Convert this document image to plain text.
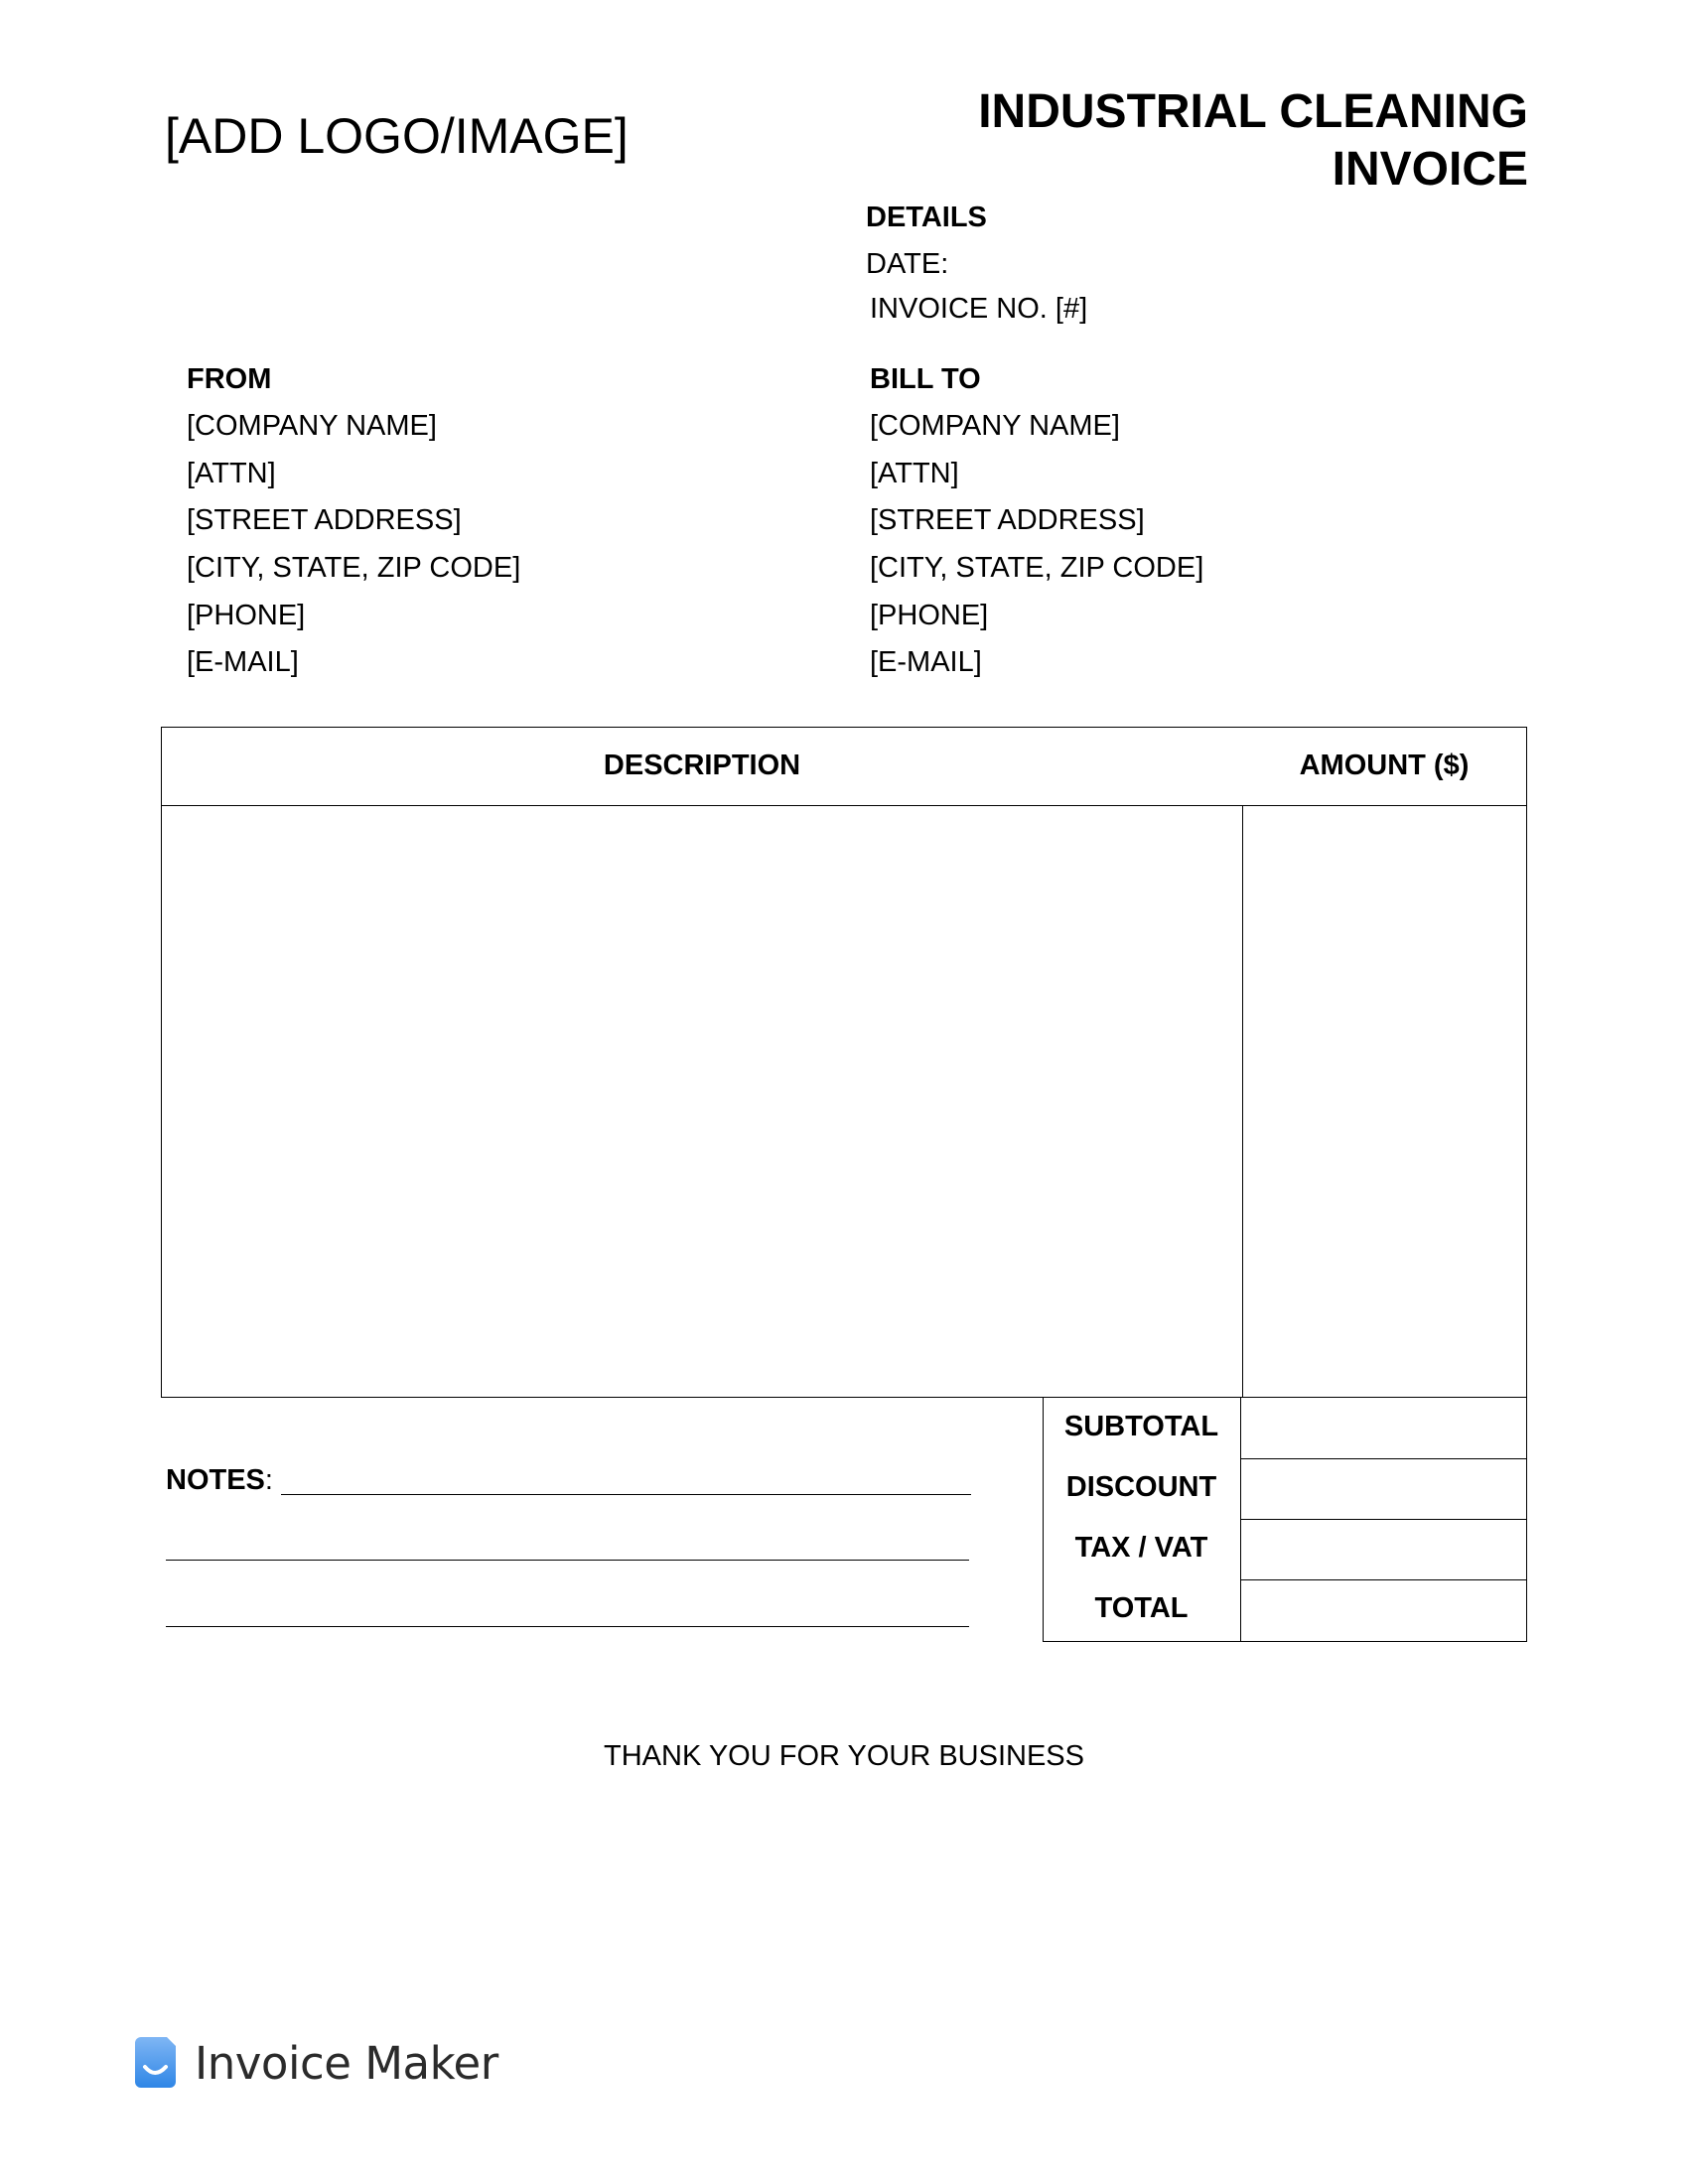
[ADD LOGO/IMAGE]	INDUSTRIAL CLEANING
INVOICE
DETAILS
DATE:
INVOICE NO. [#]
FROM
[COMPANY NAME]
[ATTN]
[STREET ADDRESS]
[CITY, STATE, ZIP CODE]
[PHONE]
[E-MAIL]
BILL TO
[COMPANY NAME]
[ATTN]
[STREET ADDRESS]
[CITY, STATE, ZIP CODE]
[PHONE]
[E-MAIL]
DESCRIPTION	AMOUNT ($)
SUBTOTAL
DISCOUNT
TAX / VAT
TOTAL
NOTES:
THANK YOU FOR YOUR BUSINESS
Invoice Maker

——————

→ **The problem**
Reproduce the material above in full, exactly, with no images.

→ **Solution to this exercise**
Convert this document image to plain text.
[ADD LOGO/IMAGE]	INDUSTRIAL CLEANING
INVOICE
DETAILS
DATE:
INVOICE NO. [#]
FROM
[COMPANY NAME]
[ATTN]
[STREET ADDRESS]
[CITY, STATE, ZIP CODE]
[PHONE]
[E-MAIL]
BILL TO
[COMPANY NAME]
[ATTN]
[STREET ADDRESS]
[CITY, STATE, ZIP CODE]
[PHONE]
[E-MAIL]
DESCRIPTION	AMOUNT ($)
SUBTOTAL
DISCOUNT
TAX / VAT
TOTAL
NOTES:
THANK YOU FOR YOUR BUSINESS
Invoice Maker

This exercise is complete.